Aim of the task => Select all lines with the string "отобранных" in them, and copy those lines.
————————
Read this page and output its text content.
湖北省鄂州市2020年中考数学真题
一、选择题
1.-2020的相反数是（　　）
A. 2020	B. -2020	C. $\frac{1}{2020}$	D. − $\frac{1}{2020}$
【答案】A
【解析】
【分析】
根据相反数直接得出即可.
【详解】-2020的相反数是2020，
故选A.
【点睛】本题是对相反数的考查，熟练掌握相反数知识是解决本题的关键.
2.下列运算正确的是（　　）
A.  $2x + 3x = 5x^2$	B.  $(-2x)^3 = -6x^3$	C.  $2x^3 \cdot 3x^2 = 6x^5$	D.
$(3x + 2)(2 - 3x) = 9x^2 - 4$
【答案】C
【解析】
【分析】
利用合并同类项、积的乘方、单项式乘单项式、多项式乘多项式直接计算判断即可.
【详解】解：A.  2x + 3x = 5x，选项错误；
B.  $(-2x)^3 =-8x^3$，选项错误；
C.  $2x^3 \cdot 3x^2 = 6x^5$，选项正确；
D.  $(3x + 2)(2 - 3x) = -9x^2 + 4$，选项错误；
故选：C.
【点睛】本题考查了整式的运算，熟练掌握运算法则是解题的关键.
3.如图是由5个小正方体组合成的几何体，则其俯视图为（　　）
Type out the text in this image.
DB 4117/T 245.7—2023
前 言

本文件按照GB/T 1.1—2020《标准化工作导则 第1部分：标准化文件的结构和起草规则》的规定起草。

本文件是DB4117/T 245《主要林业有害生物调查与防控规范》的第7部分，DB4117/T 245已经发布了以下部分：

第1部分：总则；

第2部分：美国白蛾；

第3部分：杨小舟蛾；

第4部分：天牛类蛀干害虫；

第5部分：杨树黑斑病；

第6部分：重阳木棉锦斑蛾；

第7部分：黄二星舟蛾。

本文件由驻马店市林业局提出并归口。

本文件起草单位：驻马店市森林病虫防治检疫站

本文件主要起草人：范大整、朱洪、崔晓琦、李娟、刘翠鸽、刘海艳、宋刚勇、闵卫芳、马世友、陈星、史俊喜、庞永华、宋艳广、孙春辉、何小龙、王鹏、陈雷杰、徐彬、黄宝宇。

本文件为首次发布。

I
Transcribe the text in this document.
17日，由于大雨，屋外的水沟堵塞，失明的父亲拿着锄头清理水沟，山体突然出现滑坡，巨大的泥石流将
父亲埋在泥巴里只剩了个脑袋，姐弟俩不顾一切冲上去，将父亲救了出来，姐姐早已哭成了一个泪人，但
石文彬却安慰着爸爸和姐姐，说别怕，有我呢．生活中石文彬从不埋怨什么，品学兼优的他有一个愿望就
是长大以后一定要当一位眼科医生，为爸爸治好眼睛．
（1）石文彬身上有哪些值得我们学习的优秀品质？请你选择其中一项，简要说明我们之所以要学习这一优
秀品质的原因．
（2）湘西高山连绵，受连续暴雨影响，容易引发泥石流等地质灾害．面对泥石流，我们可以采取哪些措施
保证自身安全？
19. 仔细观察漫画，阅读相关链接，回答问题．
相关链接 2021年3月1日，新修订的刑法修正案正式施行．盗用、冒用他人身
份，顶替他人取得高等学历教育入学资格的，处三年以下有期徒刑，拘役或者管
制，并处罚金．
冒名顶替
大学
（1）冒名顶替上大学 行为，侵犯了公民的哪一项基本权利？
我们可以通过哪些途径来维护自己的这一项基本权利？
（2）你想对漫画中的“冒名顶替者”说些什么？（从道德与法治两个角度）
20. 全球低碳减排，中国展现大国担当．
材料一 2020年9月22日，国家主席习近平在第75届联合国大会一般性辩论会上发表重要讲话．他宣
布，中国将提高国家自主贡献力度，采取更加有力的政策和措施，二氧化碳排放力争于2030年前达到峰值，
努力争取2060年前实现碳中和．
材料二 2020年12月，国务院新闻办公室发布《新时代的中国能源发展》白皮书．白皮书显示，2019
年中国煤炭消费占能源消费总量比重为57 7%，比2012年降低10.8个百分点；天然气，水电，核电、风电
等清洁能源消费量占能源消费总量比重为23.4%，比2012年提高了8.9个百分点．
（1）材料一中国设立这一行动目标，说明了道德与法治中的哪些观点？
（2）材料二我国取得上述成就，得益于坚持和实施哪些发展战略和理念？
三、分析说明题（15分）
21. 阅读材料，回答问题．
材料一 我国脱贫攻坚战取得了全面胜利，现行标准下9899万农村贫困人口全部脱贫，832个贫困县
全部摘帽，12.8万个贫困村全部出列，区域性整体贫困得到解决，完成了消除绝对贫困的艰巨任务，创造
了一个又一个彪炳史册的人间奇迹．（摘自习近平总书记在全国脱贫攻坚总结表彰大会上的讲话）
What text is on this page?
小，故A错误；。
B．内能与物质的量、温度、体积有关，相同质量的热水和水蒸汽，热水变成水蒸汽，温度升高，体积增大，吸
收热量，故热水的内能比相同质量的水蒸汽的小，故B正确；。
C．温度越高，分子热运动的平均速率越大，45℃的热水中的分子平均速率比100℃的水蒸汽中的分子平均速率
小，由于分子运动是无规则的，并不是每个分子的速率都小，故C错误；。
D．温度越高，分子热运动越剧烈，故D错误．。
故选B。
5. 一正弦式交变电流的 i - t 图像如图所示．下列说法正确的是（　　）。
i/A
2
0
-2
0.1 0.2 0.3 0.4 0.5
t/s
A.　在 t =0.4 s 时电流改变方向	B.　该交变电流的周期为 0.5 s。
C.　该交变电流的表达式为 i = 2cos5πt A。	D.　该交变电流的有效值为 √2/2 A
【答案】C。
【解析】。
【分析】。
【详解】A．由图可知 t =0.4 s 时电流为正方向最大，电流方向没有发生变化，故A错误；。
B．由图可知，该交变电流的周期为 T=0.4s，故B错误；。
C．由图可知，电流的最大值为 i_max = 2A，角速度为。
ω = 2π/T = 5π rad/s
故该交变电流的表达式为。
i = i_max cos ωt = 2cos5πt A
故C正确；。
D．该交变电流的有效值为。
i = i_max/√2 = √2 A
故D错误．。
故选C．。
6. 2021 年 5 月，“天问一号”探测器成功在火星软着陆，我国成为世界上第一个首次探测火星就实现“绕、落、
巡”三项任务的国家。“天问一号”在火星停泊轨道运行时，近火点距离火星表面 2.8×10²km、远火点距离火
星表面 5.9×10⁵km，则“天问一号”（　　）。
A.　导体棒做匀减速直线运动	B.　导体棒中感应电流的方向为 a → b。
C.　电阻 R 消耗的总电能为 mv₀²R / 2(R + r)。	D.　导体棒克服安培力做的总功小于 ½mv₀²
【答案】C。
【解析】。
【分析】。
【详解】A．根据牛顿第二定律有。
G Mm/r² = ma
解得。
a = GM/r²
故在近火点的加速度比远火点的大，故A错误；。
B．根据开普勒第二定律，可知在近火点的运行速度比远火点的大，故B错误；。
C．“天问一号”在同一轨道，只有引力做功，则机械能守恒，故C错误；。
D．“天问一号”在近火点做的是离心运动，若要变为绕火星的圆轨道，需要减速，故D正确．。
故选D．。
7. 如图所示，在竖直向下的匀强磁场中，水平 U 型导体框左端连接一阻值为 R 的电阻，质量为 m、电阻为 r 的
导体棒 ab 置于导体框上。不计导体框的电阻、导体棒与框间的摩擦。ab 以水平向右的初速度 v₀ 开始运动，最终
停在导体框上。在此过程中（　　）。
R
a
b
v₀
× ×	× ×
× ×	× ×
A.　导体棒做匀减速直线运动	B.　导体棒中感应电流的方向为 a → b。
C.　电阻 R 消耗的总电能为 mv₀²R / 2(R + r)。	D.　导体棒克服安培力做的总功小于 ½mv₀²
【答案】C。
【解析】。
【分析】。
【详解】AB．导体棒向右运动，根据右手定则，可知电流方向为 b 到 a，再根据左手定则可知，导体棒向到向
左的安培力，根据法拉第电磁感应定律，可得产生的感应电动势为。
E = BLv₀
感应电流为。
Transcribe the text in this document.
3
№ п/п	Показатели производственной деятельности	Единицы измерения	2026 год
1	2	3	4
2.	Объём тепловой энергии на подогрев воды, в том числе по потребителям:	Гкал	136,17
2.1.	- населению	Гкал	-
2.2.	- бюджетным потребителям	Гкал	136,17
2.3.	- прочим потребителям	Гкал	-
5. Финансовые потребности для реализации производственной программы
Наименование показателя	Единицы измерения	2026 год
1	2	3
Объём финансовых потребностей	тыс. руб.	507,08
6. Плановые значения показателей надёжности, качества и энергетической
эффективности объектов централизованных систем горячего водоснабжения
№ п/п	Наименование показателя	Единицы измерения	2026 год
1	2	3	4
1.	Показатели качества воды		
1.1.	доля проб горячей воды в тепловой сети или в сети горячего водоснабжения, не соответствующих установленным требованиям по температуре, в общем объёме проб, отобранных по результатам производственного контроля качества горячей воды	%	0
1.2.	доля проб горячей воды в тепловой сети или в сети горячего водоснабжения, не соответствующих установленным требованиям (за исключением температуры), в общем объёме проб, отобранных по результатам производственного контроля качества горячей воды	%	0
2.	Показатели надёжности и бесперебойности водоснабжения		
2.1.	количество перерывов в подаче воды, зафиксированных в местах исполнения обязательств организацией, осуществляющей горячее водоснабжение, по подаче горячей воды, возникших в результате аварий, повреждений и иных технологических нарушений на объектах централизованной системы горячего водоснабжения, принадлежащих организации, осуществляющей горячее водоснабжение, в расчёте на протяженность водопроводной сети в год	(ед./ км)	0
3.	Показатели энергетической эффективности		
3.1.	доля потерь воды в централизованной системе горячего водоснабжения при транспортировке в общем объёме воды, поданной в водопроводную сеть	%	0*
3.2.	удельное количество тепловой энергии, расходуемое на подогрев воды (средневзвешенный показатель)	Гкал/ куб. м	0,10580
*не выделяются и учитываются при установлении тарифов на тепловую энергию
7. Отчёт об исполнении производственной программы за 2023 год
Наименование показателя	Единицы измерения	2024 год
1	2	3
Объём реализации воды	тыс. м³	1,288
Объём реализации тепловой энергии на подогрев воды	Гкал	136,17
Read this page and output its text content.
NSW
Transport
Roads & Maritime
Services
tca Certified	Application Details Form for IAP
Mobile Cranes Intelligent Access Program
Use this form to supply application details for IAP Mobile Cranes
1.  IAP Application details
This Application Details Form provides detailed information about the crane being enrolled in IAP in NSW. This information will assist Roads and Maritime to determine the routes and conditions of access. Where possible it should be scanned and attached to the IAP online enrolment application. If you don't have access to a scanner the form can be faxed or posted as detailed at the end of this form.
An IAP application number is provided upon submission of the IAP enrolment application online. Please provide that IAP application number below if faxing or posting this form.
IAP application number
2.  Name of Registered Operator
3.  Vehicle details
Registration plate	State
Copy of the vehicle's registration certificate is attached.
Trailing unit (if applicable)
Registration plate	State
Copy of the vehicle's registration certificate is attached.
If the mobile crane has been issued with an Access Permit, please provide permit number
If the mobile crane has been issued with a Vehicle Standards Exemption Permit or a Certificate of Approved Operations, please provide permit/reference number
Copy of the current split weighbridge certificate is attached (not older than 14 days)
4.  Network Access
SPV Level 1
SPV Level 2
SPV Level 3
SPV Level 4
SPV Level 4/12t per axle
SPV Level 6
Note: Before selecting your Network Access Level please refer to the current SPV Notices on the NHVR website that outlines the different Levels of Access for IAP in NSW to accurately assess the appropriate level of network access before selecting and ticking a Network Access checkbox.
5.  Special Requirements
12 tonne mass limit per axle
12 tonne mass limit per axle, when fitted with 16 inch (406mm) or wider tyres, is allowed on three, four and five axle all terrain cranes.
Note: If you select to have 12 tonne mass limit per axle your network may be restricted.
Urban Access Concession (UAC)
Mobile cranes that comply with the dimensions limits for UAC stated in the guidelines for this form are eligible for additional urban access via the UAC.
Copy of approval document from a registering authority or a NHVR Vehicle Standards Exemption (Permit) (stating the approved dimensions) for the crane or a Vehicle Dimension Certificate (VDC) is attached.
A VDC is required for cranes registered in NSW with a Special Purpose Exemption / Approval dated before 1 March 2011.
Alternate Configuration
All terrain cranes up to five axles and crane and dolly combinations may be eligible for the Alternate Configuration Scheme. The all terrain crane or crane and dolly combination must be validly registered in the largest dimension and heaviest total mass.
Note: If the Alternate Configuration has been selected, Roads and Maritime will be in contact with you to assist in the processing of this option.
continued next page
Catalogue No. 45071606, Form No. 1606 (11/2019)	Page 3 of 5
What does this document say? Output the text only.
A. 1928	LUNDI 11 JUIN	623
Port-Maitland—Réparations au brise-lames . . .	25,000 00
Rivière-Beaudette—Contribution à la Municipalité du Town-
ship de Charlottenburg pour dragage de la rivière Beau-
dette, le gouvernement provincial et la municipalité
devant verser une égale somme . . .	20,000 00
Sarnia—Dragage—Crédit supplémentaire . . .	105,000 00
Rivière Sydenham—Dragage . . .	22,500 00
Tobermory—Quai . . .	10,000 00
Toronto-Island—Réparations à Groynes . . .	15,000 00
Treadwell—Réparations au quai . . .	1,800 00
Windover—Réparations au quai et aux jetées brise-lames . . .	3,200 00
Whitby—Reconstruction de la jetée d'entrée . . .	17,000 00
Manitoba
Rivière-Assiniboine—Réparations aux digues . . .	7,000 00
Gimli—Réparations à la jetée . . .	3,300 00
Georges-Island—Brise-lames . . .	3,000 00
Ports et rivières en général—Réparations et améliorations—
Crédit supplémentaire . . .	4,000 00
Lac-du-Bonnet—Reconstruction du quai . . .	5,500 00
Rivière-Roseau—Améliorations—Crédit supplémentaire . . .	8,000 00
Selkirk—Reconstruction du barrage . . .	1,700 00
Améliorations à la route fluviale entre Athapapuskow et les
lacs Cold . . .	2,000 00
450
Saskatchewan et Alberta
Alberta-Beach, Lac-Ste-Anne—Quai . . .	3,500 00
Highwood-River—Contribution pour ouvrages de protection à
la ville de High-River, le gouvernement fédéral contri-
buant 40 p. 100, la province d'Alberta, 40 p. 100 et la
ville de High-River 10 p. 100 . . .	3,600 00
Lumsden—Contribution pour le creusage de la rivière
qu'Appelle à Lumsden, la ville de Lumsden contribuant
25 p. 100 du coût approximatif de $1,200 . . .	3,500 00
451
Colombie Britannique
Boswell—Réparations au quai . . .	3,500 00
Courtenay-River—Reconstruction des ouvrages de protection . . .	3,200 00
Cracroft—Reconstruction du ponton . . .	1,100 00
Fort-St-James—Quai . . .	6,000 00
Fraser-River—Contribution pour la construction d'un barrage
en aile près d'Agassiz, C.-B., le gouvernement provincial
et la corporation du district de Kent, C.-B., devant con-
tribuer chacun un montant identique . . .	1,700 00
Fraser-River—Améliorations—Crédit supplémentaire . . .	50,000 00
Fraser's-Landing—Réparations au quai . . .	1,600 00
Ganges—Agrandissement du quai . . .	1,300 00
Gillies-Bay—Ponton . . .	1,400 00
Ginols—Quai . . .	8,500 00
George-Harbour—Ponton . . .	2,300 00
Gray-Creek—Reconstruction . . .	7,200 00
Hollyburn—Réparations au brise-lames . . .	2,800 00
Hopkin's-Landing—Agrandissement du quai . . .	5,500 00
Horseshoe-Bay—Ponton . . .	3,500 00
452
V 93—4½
————————
Solved problem =>
1.1.	доля проб горячей воды в тепловой сети или в сети горячего водоснабжения, не соответствующих установленным требованиям по температуре, в общем объёме проб, отобранных по результатам производственного контроля качества горячей воды	%	0
1.2.	доля проб горячей воды в тепловой сети или в сети горячего водоснабжения, не соответствующих установленным требованиям (за исключением температуры), в общем объёме проб, отобранных по результатам производственного контроля качества горячей воды	%	0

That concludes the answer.